### Records supplied
————————
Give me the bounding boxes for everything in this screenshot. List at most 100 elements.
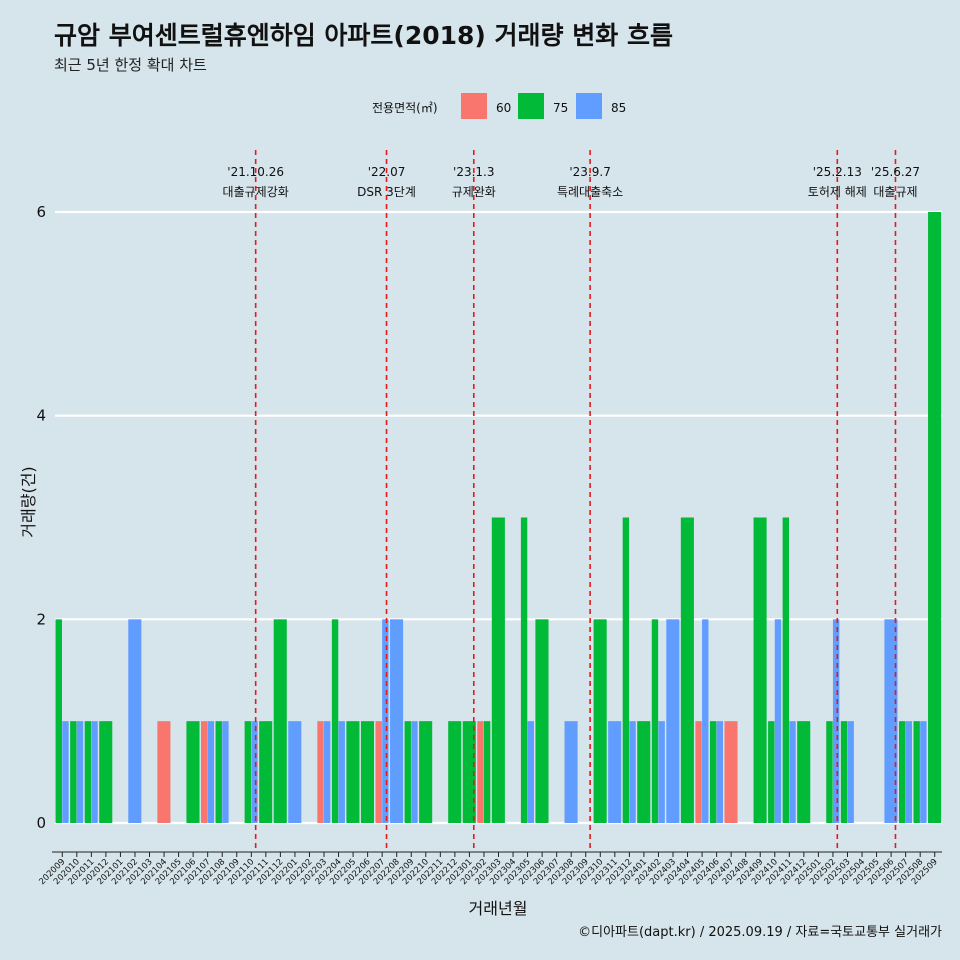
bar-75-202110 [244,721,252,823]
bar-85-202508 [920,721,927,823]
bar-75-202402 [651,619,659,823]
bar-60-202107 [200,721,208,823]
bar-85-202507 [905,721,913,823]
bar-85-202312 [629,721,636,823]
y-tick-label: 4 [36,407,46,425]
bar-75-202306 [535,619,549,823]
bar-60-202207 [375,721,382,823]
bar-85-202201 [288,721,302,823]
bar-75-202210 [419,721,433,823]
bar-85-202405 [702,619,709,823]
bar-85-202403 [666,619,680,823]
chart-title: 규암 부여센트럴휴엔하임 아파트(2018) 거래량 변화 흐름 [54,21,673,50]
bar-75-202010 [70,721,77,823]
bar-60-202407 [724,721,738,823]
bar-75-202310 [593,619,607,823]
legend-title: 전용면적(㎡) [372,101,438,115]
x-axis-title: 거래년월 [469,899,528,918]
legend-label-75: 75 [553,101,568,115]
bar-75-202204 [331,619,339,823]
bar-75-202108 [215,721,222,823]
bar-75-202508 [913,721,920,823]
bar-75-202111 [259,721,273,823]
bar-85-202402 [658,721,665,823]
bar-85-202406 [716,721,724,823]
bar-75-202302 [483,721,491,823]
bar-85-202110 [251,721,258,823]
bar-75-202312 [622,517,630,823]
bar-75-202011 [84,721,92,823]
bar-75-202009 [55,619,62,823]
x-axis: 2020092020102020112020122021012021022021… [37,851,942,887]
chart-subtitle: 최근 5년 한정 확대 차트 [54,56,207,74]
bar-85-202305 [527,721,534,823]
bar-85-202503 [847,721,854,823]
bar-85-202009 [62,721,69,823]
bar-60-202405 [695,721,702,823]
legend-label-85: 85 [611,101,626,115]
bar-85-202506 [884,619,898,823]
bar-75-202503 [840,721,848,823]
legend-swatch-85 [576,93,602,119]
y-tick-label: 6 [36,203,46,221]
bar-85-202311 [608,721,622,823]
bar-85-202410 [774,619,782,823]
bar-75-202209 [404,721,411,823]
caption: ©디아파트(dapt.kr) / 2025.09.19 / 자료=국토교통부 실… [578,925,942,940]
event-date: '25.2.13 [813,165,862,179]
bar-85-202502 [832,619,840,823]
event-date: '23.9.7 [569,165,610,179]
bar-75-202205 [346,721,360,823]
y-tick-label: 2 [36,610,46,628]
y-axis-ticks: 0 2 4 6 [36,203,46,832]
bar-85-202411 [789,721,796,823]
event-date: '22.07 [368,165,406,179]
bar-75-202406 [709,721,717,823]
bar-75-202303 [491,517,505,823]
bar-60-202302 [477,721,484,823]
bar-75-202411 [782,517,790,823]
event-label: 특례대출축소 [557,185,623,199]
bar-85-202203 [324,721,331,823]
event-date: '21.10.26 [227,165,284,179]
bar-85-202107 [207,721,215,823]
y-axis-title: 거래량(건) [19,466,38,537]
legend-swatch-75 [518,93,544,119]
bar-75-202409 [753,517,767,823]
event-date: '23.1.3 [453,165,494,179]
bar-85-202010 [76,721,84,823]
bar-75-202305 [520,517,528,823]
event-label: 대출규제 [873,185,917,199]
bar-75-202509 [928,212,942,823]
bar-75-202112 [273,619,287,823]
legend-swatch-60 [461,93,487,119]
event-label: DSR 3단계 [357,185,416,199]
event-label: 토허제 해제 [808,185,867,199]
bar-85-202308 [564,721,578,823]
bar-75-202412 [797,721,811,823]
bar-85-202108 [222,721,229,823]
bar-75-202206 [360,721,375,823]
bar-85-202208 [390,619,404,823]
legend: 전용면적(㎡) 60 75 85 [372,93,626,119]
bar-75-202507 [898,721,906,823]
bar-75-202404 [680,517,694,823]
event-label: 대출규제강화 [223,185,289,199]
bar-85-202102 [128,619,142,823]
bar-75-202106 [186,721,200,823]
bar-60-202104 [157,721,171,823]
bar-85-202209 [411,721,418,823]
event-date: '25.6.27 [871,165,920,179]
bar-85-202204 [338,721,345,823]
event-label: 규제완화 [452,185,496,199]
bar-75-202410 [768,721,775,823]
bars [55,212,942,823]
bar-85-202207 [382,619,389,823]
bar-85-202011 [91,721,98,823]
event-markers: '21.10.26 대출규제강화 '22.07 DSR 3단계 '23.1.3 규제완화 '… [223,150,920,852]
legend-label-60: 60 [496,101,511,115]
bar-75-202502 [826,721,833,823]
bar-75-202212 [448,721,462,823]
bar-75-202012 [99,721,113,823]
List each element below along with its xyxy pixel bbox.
————————
### Goal of the exercise
Rewrite the stretch from the line that contains "bar-75-202110 [244,721,252,823]" through the line that contains "bar-75-202205 [346,721,360,823]", changing "event-date" to "marker-date" and leaving everything else the same.

### Right answer
bar-75-202110 [244,721,252,823]
bar-85-202508 [920,721,927,823]
bar-75-202402 [651,619,659,823]
bar-60-202107 [200,721,208,823]
bar-85-202507 [905,721,913,823]
bar-85-202312 [629,721,636,823]
y-tick-label: 4 [36,407,46,425]
bar-75-202306 [535,619,549,823]
bar-60-202207 [375,721,382,823]
bar-85-202201 [288,721,302,823]
bar-75-202210 [419,721,433,823]
bar-85-202405 [702,619,709,823]
bar-85-202403 [666,619,680,823]
chart-title: 규암 부여센트럴휴엔하임 아파트(2018) 거래량 변화 흐름 [54,21,673,50]
bar-75-202010 [70,721,77,823]
bar-60-202407 [724,721,738,823]
bar-75-202310 [593,619,607,823]
legend-title: 전용면적(㎡) [372,101,438,115]
x-axis-title: 거래년월 [469,899,528,918]
legend-label-75: 75 [553,101,568,115]
bar-75-202204 [331,619,339,823]
bar-75-202108 [215,721,222,823]
bar-75-202508 [913,721,920,823]
bar-75-202111 [259,721,273,823]
bar-85-202402 [658,721,665,823]
bar-85-202406 [716,721,724,823]
bar-75-202302 [483,721,491,823]
bar-85-202110 [251,721,258,823]
bar-75-202312 [622,517,630,823]
bar-75-202011 [84,721,92,823]
bar-75-202009 [55,619,62,823]
x-axis: 2020092020102020112020122021012021022021… [37,851,942,887]
chart-subtitle: 최근 5년 한정 확대 차트 [54,56,207,74]
bar-85-202305 [527,721,534,823]
bar-85-202503 [847,721,854,823]
bar-85-202009 [62,721,69,823]
bar-60-202405 [695,721,702,823]
legend-label-85: 85 [611,101,626,115]
bar-85-202506 [884,619,898,823]
bar-75-202503 [840,721,848,823]
legend-swatch-85 [576,93,602,119]
y-tick-label: 6 [36,203,46,221]
bar-85-202311 [608,721,622,823]
bar-85-202410 [774,619,782,823]
bar-75-202209 [404,721,411,823]
caption: ©디아파트(dapt.kr) / 2025.09.19 / 자료=국토교통부 실… [578,925,942,940]
marker-date: '25.2.13 [813,165,862,179]
bar-85-202502 [832,619,840,823]
marker-date: '23.9.7 [569,165,610,179]
bar-75-202205 [346,721,360,823]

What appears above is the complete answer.